## What to work on
Copy all the material that follows, keeping every character the same.

--- Given data ---

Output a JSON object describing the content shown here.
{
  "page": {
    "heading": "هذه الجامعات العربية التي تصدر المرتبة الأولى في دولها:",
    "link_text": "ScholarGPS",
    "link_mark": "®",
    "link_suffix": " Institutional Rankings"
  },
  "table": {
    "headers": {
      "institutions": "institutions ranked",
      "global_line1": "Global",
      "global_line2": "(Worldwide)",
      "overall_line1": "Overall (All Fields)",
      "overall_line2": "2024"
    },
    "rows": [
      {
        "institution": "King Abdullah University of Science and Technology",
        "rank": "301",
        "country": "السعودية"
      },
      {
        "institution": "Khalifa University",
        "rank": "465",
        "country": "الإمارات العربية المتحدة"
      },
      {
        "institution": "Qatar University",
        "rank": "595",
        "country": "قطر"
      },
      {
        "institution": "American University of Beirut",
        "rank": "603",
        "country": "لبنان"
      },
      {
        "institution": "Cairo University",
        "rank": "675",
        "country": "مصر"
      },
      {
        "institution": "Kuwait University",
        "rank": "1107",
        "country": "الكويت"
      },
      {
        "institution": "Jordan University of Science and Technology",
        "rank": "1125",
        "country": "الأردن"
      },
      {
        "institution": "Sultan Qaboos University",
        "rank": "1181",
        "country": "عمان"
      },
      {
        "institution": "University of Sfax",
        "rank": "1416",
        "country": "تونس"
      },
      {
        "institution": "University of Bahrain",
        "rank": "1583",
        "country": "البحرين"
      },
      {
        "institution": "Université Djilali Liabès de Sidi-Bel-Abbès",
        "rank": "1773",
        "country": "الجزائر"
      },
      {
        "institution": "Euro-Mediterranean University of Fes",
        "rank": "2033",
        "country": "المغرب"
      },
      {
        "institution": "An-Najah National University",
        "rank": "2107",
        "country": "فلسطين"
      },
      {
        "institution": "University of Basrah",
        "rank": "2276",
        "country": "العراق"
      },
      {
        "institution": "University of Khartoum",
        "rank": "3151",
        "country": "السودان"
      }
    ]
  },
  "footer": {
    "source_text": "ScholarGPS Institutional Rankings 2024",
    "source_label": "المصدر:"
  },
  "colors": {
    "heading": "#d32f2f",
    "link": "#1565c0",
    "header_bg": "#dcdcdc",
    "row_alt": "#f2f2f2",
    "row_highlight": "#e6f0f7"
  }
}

---

## Written solution
Output a JSON object describing the content shown here.
{
  "page": {
    "heading": "هذه الجامعات العربية التي تصدر المرتبة الأولى في دولها:",
    "link_text": "ScholarGPS",
    "link_mark": "®",
    "link_suffix": " Institutional Rankings"
  },
  "table": {
    "headers": {
      "institutions": "institutions ranked",
      "global_line1": "Global",
      "global_line2": "(Worldwide)",
      "overall_line1": "Overall (All Fields)",
      "overall_line2": "2024"
    },
    "rows": [
      {
        "institution": "King Abdullah University of Science and Technology",
        "rank": "301",
        "country": "السعودية"
      },
      {
        "institution": "Khalifa University",
        "rank": "465",
        "country": "الإمارات العربية المتحدة"
      },
      {
        "institution": "Qatar University",
        "rank": "595",
        "country": "قطر"
      },
      {
        "institution": "American University of Beirut",
        "rank": "603",
        "country": "لبنان"
      },
      {
        "institution": "Cairo University",
        "rank": "675",
        "country": "مصر"
      },
      {
        "institution": "Kuwait University",
        "rank": "1107",
        "country": "الكويت"
      },
      {
        "institution": "Jordan University of Science and Technology",
        "rank": "1125",
        "country": "الأردن"
      },
      {
        "institution": "Sultan Qaboos University",
        "rank": "1181",
        "country": "عمان"
      },
      {
        "institution": "University of Sfax",
        "rank": "1416",
        "country": "تونس"
      },
      {
        "institution": "University of Bahrain",
        "rank": "1583",
        "country": "البحرين"
      },
      {
        "institution": "Université Djilali Liabès de Sidi-Bel-Abbès",
        "rank": "1773",
        "country": "الجزائر"
      },
      {
        "institution": "Euro-Mediterranean University of Fes",
        "rank": "2033",
        "country": "المغرب"
      },
      {
        "institution": "An-Najah National University",
        "rank": "2107",
        "country": "فلسطين"
      },
      {
        "institution": "University of Basrah",
        "rank": "2276",
        "country": "العراق"
      },
      {
        "institution": "University of Khartoum",
        "rank": "3151",
        "country": "السودان"
      }
    ]
  },
  "footer": {
    "source_text": "ScholarGPS Institutional Rankings 2024",
    "source_label": "المصدر:"
  },
  "colors": {
    "heading": "#d32f2f",
    "link": "#1565c0",
    "header_bg": "#dcdcdc",
    "row_alt": "#f2f2f2",
    "row_highlight": "#e6f0f7"
  }
}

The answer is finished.